» Direction: Check every line below for the string "соответствующих", and copy the lines that contain it.
** START Data provided **
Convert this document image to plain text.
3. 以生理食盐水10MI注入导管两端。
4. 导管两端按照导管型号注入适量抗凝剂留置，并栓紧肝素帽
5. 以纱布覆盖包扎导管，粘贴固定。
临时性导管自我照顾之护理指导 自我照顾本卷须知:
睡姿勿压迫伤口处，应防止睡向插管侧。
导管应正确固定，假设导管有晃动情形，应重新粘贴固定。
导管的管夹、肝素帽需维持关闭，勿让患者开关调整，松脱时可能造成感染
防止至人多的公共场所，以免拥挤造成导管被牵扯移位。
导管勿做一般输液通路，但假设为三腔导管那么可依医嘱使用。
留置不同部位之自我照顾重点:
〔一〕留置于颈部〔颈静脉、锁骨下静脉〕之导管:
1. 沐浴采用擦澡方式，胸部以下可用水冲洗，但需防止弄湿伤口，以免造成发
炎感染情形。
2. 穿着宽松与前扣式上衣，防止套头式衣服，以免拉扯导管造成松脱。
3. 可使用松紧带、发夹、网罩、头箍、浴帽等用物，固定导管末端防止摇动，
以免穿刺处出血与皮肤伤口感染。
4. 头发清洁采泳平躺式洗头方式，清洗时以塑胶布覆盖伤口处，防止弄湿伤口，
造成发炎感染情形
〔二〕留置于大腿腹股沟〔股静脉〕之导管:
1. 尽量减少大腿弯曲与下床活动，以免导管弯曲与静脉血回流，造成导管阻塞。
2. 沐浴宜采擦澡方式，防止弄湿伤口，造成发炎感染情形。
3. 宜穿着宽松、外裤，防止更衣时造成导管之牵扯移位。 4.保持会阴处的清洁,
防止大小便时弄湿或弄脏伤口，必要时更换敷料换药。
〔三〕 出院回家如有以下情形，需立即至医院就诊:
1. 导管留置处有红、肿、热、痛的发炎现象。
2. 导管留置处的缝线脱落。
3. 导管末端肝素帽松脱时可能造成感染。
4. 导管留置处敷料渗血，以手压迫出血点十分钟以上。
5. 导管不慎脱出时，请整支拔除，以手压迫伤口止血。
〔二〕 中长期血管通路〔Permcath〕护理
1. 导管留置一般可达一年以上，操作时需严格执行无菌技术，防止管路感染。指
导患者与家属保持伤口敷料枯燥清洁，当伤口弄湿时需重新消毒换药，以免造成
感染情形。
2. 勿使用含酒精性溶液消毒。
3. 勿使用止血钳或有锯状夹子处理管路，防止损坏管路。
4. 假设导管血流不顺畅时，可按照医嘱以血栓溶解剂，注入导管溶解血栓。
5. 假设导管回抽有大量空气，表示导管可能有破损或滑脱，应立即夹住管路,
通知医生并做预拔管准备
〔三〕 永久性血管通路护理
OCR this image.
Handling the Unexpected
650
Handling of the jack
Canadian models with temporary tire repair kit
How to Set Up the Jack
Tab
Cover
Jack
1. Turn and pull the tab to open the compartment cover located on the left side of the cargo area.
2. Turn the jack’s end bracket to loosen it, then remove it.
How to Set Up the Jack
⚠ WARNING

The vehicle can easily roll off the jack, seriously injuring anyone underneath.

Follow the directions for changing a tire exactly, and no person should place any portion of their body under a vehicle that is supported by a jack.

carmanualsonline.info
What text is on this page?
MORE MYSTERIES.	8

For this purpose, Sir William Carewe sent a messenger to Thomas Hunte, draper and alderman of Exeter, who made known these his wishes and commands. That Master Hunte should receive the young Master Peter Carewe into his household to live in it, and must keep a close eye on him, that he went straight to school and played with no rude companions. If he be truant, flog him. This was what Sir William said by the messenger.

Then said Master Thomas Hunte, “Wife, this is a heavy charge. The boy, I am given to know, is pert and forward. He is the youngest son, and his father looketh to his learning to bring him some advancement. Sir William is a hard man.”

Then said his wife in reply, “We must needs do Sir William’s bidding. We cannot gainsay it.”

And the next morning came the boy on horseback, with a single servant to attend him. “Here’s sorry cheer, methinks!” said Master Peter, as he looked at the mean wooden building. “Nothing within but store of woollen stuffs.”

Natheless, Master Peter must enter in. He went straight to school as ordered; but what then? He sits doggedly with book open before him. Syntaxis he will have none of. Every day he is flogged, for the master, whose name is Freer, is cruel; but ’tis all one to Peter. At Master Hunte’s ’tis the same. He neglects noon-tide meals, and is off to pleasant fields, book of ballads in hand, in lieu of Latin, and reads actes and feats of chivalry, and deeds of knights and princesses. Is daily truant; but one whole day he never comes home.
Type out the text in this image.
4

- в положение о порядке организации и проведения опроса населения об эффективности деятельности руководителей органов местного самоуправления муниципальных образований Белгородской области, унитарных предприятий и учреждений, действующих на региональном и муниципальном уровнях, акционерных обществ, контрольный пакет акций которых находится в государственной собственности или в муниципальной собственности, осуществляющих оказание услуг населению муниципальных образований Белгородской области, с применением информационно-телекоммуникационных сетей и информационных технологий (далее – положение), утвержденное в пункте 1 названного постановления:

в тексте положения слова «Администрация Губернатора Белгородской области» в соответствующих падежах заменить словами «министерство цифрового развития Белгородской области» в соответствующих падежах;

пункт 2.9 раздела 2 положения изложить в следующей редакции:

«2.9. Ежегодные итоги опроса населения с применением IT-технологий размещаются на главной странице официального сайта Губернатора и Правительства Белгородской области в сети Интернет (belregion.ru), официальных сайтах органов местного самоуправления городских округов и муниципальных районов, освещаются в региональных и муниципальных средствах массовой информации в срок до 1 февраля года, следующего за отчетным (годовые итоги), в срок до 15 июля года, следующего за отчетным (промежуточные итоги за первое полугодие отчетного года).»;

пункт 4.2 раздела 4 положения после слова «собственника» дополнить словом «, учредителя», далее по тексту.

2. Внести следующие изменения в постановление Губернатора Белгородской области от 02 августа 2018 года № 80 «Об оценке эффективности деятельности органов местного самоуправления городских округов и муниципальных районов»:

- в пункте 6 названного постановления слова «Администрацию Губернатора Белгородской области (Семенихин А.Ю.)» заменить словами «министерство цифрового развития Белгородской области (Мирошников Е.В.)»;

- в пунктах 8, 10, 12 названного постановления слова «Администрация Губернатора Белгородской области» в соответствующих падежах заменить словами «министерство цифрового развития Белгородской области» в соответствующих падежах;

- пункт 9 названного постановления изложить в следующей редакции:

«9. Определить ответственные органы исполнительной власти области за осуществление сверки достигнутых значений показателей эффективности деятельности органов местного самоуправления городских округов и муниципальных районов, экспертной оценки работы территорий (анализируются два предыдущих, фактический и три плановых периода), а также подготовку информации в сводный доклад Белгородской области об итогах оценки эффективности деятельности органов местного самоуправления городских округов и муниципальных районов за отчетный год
** END Data provided **
» Task response:
в тексте положения слова «Администрация Губернатора Белгородской области» в соответствующих падежах заменить словами «министерство цифрового развития Белгородской области» в соответствующих падежах;
- в пунктах 8, 10, 12 названного постановления слова «Администрация Губернатора Белгородской области» в соответствующих падежах заменить словами «министерство цифрового развития Белгородской области» в соответствующих падежах;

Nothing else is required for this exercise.